_DIRECTIONS_
Gather all lines in the entries below that include the word "JSON".

Data entries for graphics
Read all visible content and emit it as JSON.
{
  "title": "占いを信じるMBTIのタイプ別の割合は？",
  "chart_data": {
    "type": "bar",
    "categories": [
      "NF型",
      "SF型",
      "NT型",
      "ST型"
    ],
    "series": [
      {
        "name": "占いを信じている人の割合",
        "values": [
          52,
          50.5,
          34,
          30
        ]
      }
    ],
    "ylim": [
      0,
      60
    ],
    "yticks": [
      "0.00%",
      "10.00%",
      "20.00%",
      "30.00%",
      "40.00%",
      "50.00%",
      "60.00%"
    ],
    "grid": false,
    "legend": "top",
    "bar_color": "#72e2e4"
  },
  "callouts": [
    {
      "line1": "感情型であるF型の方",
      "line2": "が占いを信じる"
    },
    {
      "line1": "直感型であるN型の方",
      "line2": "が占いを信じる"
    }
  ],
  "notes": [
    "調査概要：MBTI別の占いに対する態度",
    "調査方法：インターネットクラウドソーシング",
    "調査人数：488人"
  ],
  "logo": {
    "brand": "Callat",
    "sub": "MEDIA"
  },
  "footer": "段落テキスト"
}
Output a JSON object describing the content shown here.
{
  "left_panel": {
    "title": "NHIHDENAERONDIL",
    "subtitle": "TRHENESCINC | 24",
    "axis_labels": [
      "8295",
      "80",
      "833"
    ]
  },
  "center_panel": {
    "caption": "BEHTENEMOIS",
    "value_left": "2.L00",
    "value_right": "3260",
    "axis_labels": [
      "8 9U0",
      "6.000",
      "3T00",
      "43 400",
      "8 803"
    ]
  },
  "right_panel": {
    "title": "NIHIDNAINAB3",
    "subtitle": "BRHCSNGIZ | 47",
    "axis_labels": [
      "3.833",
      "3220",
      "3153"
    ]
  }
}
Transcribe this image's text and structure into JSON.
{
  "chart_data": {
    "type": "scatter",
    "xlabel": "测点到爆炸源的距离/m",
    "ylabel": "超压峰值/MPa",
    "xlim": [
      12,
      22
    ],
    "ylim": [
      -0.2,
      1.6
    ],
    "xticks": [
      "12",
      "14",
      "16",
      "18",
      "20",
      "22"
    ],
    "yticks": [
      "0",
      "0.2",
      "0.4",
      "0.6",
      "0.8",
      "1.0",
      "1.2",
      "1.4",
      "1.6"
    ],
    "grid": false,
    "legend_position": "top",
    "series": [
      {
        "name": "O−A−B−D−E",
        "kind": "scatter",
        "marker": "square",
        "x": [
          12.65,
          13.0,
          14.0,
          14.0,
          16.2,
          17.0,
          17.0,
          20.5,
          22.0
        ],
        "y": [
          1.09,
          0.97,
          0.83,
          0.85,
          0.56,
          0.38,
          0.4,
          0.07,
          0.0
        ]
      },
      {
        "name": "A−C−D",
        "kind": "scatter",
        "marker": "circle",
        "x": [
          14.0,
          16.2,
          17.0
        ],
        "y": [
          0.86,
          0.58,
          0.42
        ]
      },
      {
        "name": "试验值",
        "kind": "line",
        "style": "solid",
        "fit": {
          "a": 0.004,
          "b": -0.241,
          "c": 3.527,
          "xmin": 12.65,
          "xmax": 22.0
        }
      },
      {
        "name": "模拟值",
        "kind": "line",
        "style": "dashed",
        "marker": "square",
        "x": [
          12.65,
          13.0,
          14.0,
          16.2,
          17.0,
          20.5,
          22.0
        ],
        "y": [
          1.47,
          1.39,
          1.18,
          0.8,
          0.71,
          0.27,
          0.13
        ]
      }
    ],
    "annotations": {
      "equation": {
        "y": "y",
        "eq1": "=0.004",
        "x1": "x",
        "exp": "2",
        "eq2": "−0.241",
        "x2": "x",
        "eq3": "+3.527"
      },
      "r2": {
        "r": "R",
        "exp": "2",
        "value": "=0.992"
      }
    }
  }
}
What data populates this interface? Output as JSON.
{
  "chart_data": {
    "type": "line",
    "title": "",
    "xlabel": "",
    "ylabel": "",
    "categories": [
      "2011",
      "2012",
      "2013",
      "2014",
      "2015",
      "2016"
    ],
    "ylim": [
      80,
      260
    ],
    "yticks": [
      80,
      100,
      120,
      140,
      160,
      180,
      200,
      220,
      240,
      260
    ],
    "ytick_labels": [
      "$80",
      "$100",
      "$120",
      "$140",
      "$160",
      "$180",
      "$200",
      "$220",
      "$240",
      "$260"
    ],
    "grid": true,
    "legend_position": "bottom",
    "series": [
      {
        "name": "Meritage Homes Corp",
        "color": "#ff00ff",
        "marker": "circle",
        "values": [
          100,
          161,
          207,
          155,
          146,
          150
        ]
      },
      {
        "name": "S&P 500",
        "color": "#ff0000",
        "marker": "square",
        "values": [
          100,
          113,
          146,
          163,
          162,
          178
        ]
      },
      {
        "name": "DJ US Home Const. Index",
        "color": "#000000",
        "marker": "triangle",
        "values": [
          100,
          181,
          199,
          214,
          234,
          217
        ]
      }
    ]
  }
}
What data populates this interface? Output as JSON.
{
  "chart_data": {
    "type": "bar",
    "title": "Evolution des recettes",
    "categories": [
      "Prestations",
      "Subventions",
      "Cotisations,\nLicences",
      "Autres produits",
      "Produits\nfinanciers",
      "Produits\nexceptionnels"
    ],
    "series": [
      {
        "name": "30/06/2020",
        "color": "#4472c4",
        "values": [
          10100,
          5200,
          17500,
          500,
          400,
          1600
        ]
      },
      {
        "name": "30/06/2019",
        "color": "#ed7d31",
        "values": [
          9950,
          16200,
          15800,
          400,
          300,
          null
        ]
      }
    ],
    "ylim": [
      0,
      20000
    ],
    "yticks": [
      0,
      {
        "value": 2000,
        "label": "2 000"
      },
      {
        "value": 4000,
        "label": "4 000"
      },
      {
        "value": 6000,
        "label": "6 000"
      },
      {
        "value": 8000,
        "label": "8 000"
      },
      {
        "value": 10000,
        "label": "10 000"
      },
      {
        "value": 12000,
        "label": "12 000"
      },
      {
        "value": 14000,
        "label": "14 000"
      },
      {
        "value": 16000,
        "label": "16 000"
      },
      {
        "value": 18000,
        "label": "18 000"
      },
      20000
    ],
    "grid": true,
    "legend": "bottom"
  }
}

_TASK RESPONSE_
Read all visible content and emit it as JSON.
Output a JSON object describing the content shown here.
Transcribe this image's text and structure into JSON.
What data populates this interface? Output as JSON.
What data populates this interface? Output as JSON.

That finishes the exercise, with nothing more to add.